### Data

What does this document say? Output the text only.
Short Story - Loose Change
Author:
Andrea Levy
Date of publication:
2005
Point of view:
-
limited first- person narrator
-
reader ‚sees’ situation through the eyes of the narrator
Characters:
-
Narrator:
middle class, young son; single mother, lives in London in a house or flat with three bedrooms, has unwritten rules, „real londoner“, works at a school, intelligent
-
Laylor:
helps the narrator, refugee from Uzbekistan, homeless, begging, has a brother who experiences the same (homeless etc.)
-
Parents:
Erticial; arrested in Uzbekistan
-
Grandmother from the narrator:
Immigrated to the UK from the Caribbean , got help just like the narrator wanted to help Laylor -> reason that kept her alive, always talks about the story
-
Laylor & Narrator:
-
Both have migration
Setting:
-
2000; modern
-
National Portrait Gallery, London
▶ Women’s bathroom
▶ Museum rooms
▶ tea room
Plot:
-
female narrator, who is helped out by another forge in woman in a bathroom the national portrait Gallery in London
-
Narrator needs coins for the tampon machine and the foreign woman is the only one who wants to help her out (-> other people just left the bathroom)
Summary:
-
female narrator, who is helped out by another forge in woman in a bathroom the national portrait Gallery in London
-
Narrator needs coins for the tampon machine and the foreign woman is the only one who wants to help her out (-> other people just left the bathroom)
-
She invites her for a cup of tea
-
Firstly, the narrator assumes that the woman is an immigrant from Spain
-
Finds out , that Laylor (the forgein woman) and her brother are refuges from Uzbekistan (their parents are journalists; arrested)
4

######

Instructions for the task → From the material above, copy each line that includes the word "brother".

Problem solution →
helps the narrator, refugee from Uzbekistan, homeless, begging, has a brother who experiences the same (homeless etc.)
Finds out , that Laylor (the forgein woman) and her brother are refuges from Uzbekistan (their parents are journalists; arrested)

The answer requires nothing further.